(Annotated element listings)
++++++++
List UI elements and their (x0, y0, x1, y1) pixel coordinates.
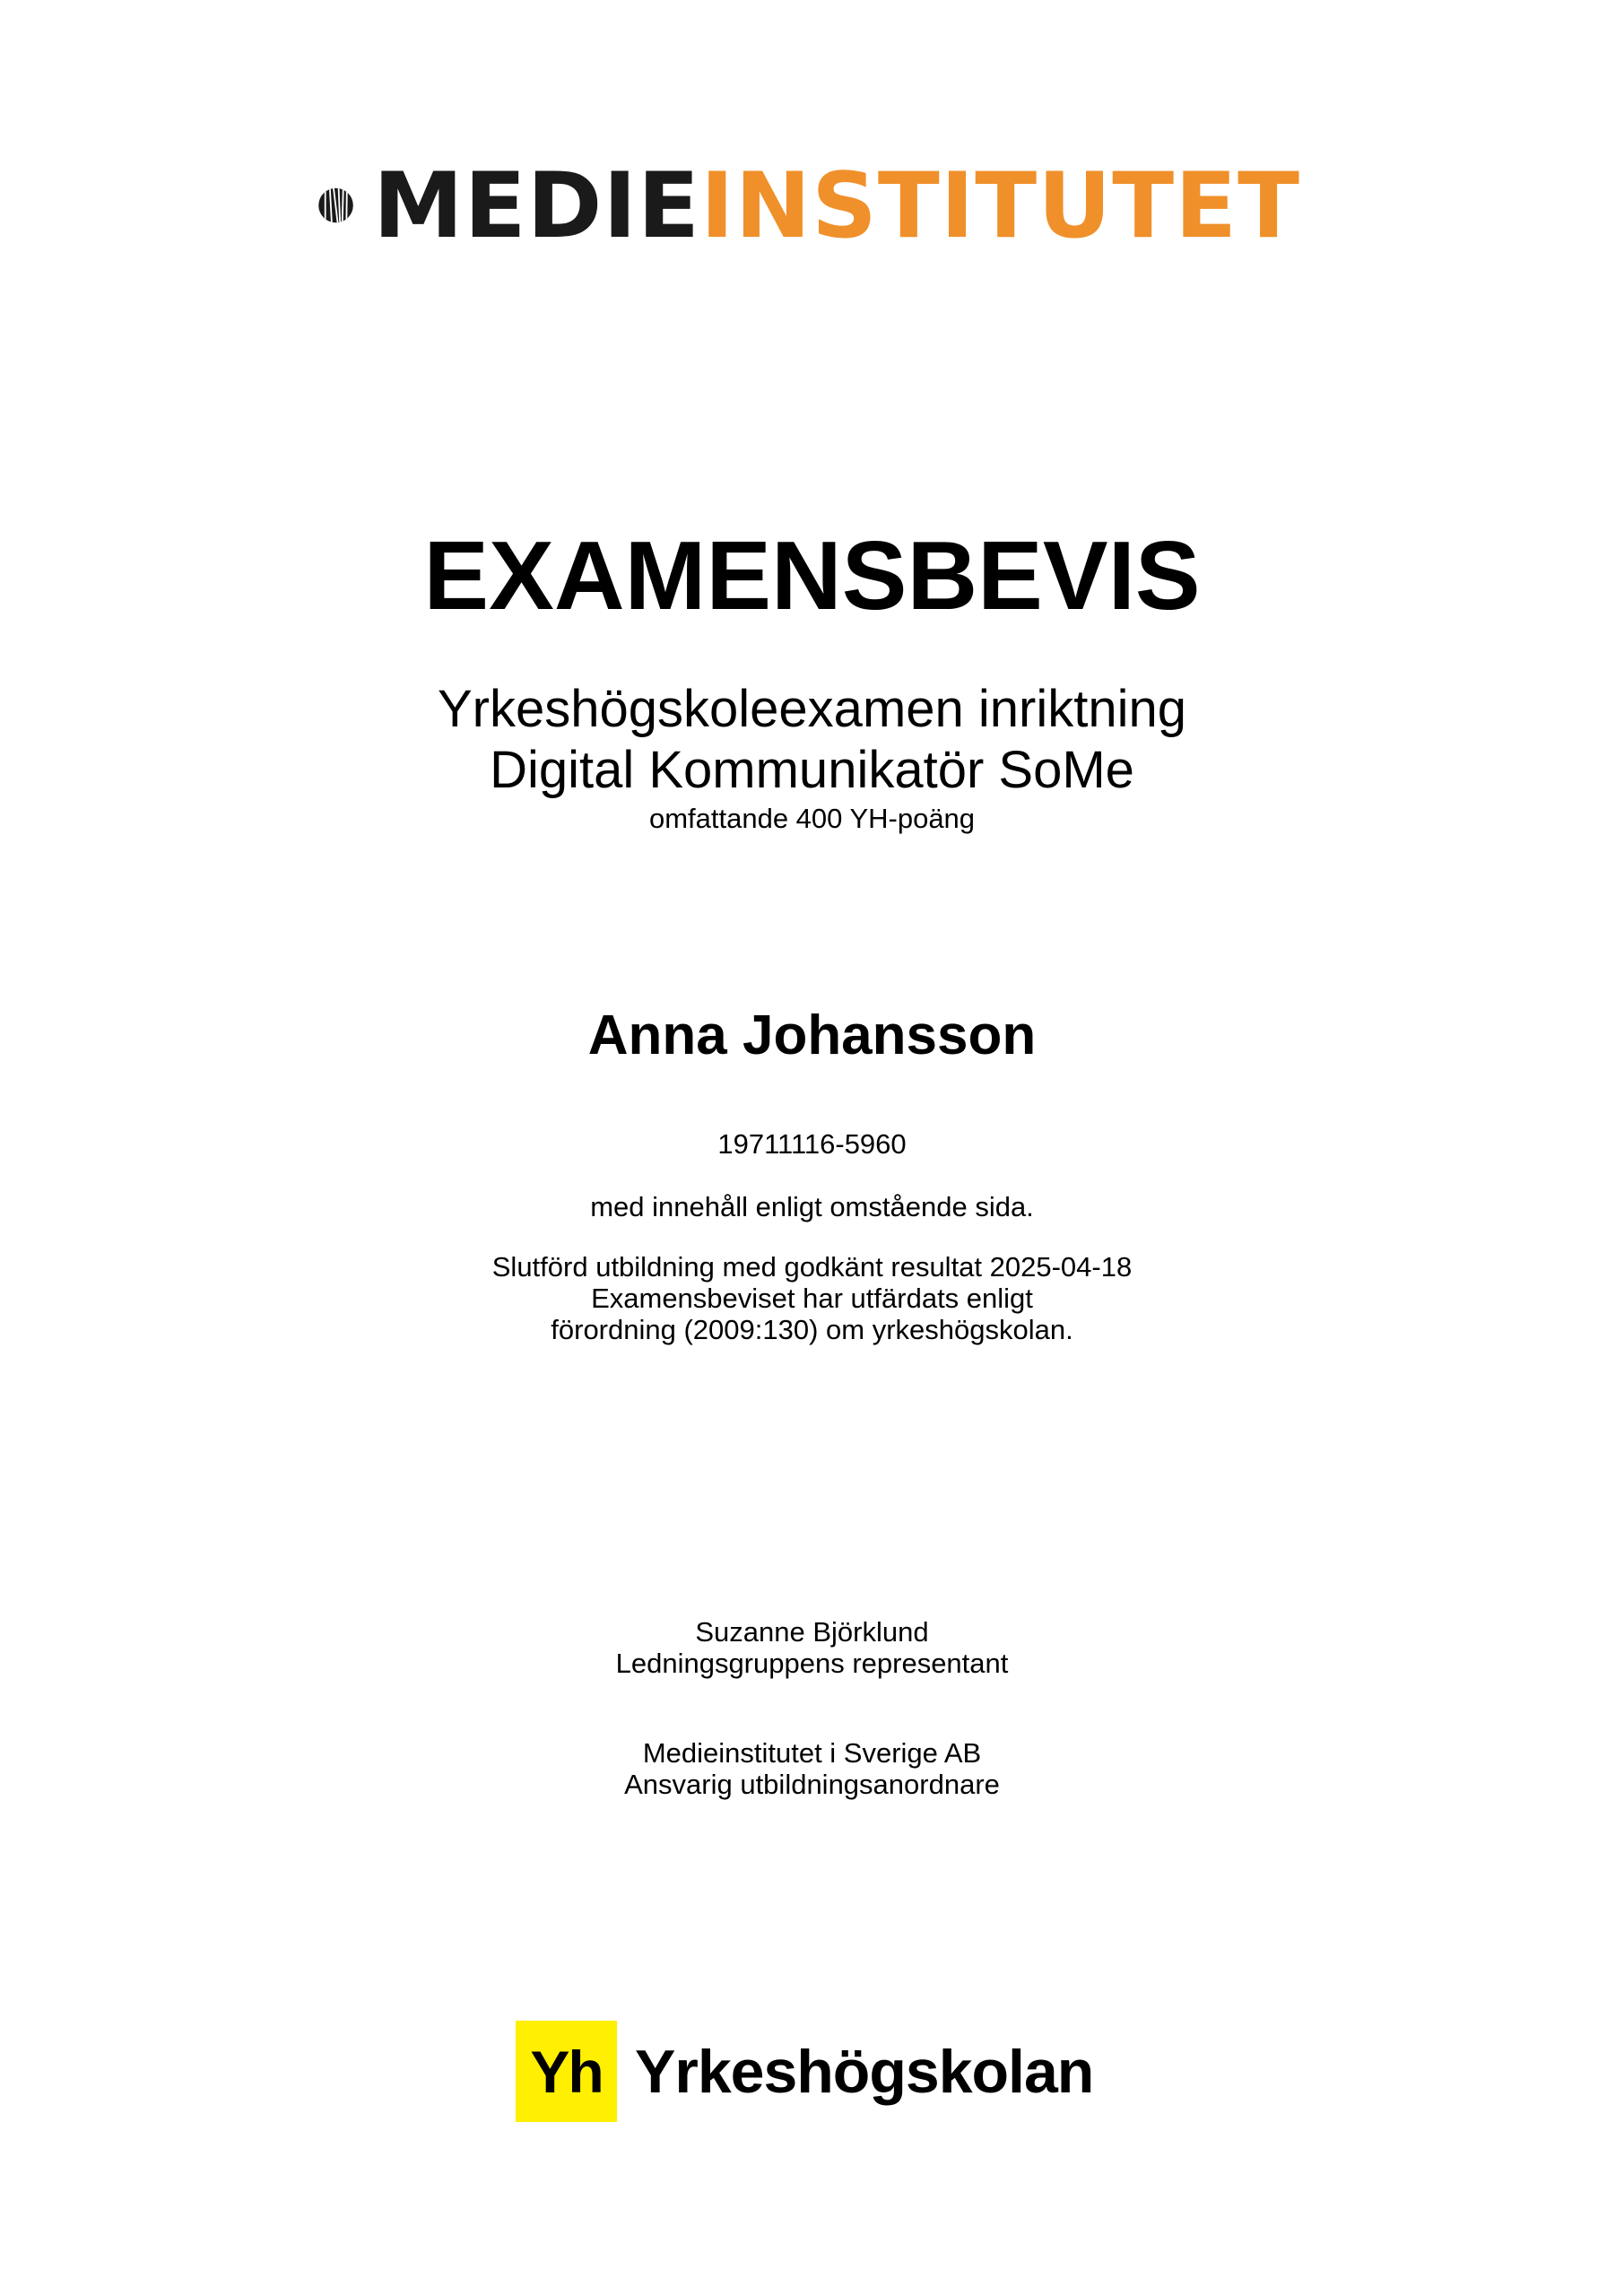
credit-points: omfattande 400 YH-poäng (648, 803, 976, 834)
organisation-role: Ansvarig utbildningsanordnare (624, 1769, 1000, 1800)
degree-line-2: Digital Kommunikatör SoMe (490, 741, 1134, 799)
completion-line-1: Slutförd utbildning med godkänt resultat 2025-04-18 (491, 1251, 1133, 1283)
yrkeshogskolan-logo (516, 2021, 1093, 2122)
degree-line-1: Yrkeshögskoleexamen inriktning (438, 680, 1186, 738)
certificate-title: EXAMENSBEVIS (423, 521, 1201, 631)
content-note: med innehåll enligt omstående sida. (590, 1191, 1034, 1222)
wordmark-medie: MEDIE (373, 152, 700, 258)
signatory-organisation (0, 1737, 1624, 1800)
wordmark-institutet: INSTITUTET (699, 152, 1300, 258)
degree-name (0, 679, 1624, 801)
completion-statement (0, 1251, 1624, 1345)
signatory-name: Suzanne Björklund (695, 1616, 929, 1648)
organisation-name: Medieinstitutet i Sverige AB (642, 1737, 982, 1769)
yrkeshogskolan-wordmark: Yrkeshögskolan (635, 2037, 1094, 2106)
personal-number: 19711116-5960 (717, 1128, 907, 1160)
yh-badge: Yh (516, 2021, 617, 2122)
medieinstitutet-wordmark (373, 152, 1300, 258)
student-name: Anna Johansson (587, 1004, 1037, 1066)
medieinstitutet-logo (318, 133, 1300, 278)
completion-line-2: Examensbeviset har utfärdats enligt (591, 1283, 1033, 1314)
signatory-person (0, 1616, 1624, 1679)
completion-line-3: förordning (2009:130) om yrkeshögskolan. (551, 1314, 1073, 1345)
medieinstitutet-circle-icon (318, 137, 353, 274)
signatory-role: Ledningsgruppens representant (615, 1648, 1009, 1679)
++++++++
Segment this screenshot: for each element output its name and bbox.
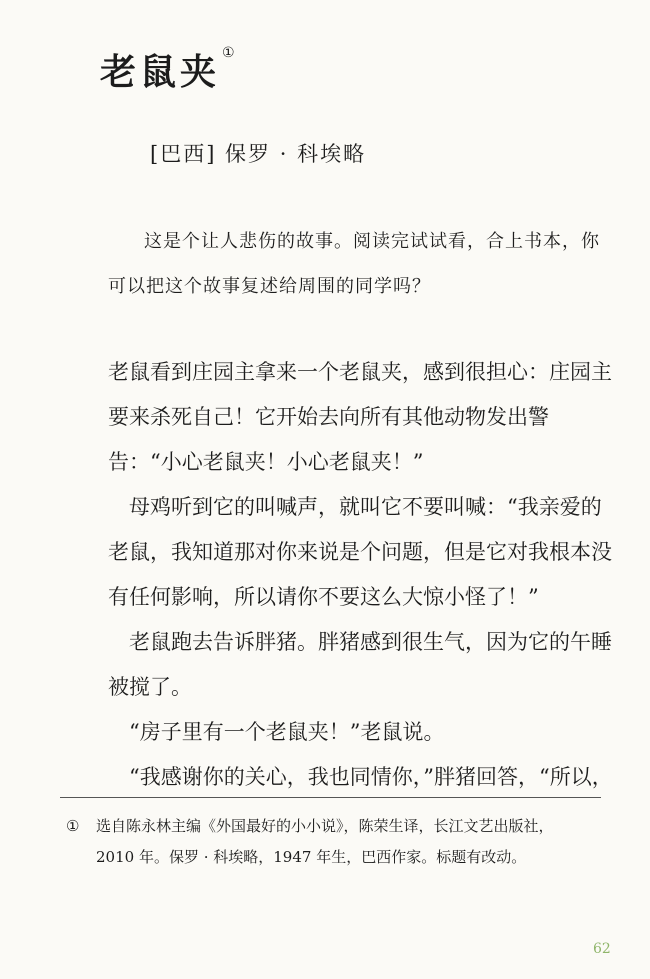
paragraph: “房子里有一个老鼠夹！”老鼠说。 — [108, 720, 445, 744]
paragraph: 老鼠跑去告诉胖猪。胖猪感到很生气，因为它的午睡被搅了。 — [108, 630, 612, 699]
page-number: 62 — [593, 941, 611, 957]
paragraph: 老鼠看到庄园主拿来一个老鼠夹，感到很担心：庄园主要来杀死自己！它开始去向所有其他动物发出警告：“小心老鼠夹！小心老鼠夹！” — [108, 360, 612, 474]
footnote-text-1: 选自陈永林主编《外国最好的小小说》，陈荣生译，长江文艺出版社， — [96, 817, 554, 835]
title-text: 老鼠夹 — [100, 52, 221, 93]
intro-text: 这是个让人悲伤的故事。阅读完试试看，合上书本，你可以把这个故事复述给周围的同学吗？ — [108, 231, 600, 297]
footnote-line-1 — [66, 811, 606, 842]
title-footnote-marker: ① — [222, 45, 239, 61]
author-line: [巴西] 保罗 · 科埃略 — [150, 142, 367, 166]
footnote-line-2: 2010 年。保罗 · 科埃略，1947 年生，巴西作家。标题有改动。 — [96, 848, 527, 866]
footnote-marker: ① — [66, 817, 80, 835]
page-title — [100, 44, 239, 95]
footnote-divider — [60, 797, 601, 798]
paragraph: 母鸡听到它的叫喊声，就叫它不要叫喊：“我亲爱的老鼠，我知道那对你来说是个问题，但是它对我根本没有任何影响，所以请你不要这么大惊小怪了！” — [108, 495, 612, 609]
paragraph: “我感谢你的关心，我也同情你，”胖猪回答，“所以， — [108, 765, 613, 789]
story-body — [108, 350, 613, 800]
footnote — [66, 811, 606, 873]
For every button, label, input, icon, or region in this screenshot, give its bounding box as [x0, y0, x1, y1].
++++++++
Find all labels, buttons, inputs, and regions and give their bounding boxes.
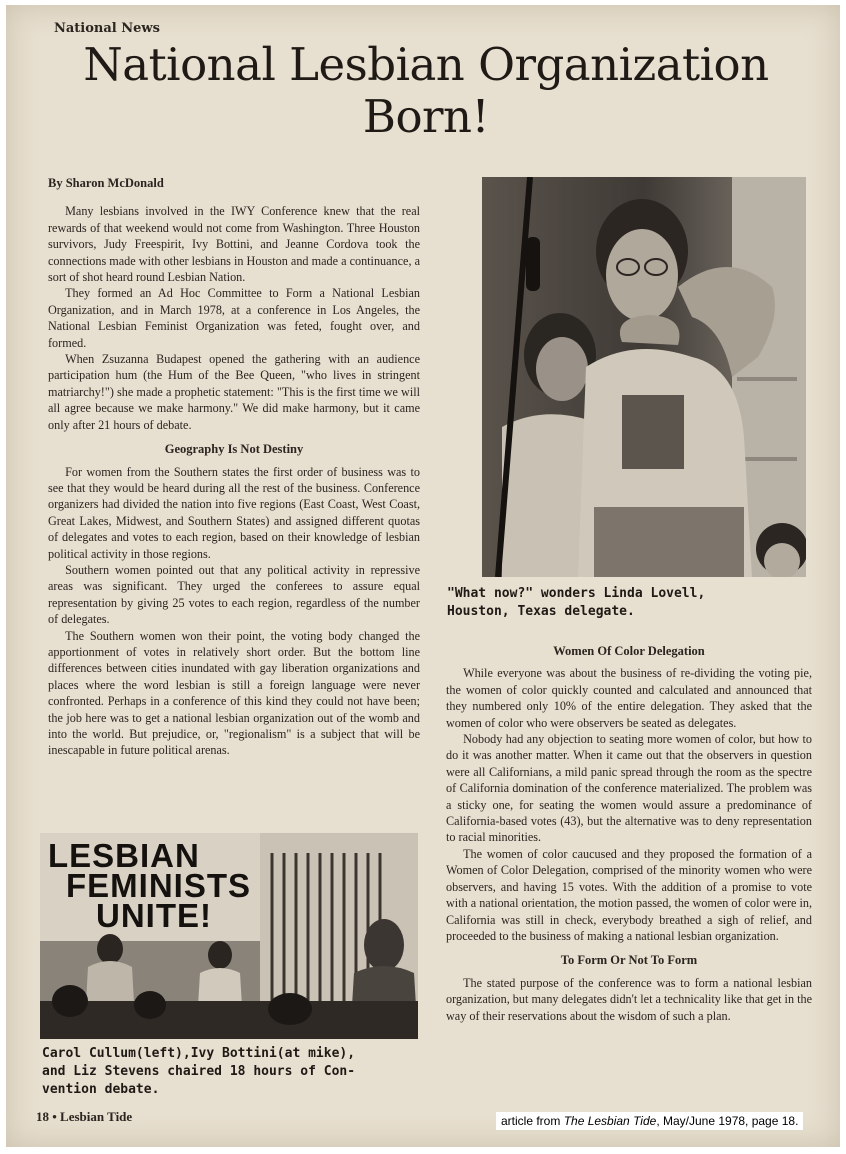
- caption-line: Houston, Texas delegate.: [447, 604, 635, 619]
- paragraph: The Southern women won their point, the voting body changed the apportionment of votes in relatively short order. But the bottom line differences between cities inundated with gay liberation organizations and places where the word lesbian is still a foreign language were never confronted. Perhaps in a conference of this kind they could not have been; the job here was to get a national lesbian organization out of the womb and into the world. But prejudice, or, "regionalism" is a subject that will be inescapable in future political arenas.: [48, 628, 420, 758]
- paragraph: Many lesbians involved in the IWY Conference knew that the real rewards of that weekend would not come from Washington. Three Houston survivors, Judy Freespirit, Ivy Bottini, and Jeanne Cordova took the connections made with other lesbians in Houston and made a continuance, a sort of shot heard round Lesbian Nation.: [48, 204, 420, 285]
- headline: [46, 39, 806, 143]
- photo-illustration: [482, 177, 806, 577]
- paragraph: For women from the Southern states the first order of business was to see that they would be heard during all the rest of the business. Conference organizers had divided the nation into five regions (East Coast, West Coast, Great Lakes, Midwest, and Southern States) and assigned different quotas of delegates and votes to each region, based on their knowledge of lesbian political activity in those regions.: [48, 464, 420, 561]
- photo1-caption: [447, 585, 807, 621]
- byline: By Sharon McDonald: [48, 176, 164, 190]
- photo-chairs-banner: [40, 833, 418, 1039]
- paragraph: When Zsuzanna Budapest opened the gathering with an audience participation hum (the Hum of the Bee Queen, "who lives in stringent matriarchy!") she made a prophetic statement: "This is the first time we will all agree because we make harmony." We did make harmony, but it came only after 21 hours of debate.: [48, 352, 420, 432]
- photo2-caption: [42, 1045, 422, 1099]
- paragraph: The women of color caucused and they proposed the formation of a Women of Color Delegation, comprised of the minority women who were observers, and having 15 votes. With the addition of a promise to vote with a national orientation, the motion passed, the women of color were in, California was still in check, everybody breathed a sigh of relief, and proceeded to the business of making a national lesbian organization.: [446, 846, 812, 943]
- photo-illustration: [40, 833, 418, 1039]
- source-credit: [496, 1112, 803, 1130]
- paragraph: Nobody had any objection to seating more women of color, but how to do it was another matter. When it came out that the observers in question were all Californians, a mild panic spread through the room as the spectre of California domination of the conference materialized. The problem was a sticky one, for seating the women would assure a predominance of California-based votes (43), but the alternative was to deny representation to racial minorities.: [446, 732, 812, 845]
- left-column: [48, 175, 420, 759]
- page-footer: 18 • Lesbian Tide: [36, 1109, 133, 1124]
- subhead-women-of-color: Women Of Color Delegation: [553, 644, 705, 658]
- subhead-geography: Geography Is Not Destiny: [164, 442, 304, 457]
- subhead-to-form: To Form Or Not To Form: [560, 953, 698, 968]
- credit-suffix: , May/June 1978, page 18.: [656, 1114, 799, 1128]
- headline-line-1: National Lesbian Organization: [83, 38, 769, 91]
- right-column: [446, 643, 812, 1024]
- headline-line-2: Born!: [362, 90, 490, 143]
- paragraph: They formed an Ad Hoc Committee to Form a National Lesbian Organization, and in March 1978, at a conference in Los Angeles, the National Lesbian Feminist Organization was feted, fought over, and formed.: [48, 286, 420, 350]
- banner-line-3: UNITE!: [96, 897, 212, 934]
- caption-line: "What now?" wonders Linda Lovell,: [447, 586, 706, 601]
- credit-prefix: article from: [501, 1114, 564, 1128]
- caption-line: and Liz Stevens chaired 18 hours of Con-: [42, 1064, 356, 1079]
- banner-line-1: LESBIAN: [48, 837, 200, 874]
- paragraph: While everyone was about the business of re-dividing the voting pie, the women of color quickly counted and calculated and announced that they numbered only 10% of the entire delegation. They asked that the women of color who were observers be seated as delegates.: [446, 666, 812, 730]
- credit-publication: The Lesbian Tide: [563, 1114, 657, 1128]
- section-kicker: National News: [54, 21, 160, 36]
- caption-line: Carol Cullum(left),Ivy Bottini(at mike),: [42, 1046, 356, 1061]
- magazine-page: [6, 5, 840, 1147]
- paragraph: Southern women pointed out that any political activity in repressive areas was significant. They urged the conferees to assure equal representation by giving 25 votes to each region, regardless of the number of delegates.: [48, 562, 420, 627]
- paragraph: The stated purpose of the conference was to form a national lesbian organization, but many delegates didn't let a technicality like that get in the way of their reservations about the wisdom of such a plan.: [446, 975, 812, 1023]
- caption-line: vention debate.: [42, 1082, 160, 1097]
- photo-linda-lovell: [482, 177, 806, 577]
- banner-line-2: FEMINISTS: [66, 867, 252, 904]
++++++++
● Problem description: Rewrite the material from the line with "credit-points: omfattande 400" up to and including the line with "certificate-title: EXAMENSBEVIS (423, 521, 1201, 631)", changing "degree-line" to "qualification-line" and leaving everything else as it is.

● Worked answer:
credit-points: omfattande 400 YH-poäng (648, 803, 976, 834)
organisation-role: Ansvarig utbildningsanordnare (624, 1769, 1000, 1800)
qualification-line-2: Digital Kommunikatör SoMe (490, 741, 1134, 799)
completion-line-1: Slutförd utbildning med godkänt resultat 2025-04-18 (491, 1251, 1133, 1283)
yrkeshogskolan-logo (516, 2021, 1093, 2122)
qualification-line-1: Yrkeshögskoleexamen inriktning (438, 680, 1186, 738)
certificate-title: EXAMENSBEVIS (423, 521, 1201, 631)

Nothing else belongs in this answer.